* [Task to complete]:
Skip all pictures; return exactly the lines from the one containing "Output the text content of this document." through the end of the data.

* [Input data]:
* Begin *
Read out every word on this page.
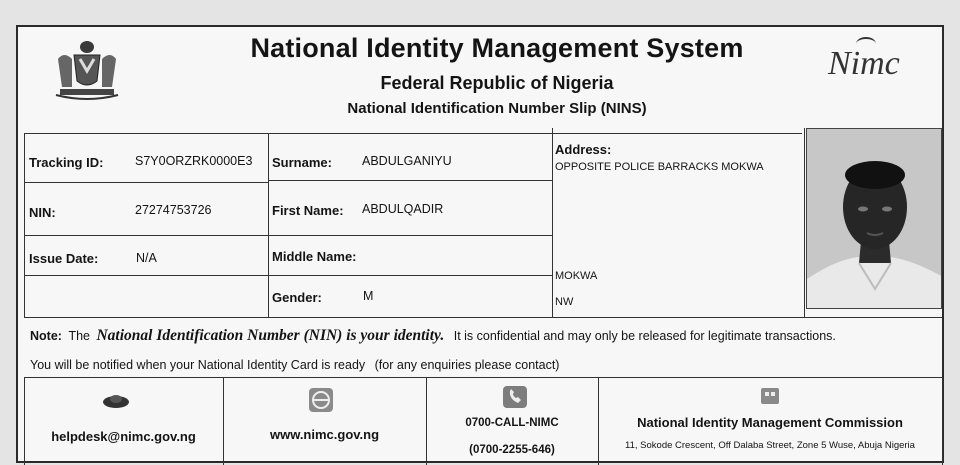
National Identity Management System
Federal Republic of Nigeria
National Identification Number Slip (NINS)
Nimc
Tracking ID:	S7Y0ORZRK0000E3
NIN:	27274753726
Issue Date:	N/A
Surname: ABDULGANIYU
First Name: ABDULQADIR
Middle Name:
Gender:	M
Address:
OPPOSITE POLICE BARRACKS MOKWA
MOKWA
NW
Note: The National Identification Number (NIN) is your identity. It is confidential and may only be released for legitimate transactions.
You will be notified when your National Identity Card is ready (for any enquiries please contact)
helpdesk@nimc.gov.ng	www.nimc.gov.ng
0700-CALL-NIMC
(0700-2255-646)
National Identity Management Commission
11, Sokode Crescent, Off Dalaba Street, Zone 5 Wuse, Abuja Nigeria
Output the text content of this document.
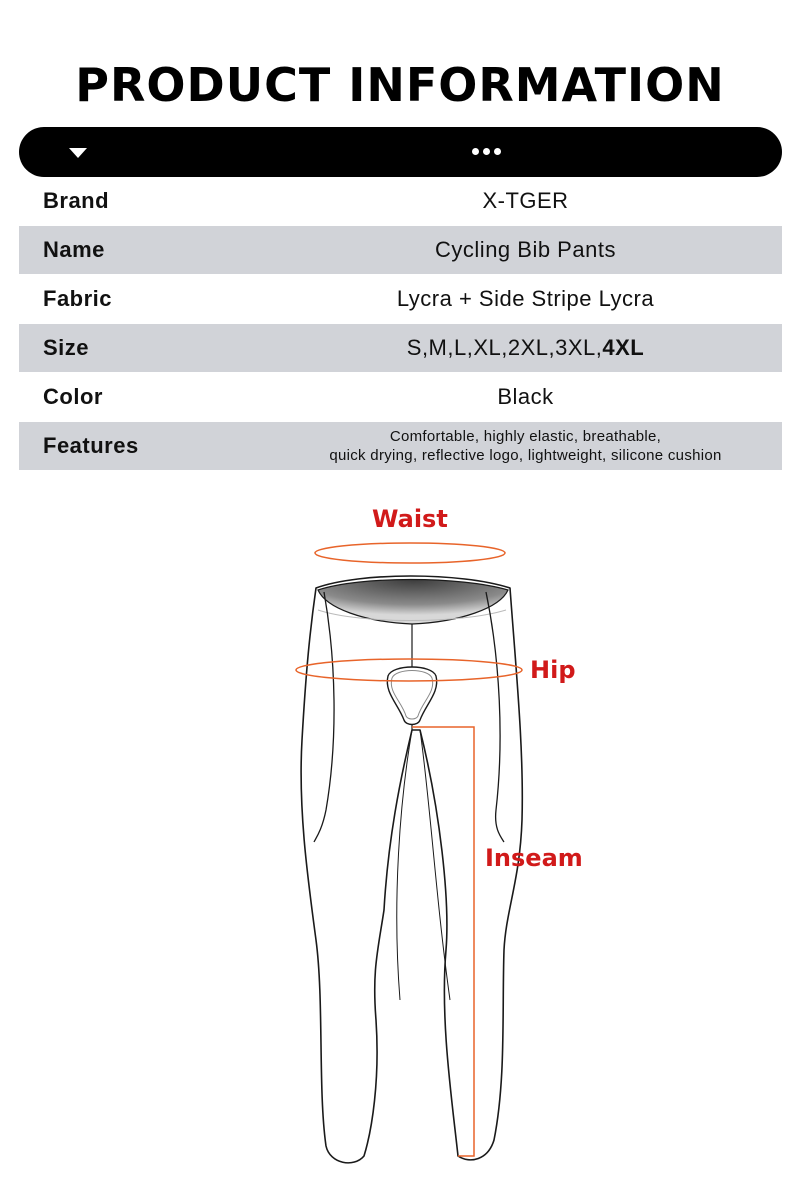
PRODUCT INFORMATION
Brand	X-TGER
Name	Cycling Bib Pants
Fabric	Lycra + Side Stripe Lycra
Size	S,M,L,XL,2XL,3XL,4XL
Color	Black
Features	Comfortable, highly elastic, breathable,
quick drying, reflective logo, lightweight, silicone cushion
Waist
Hip
Inseam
* End *
* [Result for this exercise]:
Output the text content of this document.
PRODUCT INFORMATION
Brand	X-TGER
Name	Cycling Bib Pants
Fabric	Lycra + Side Stripe Lycra
Size	S,M,L,XL,2XL,3XL,4XL
Color	Black
Features	Comfortable, highly elastic, breathable,
quick drying, reflective logo, lightweight, silicone cushion
Waist
Hip
Inseam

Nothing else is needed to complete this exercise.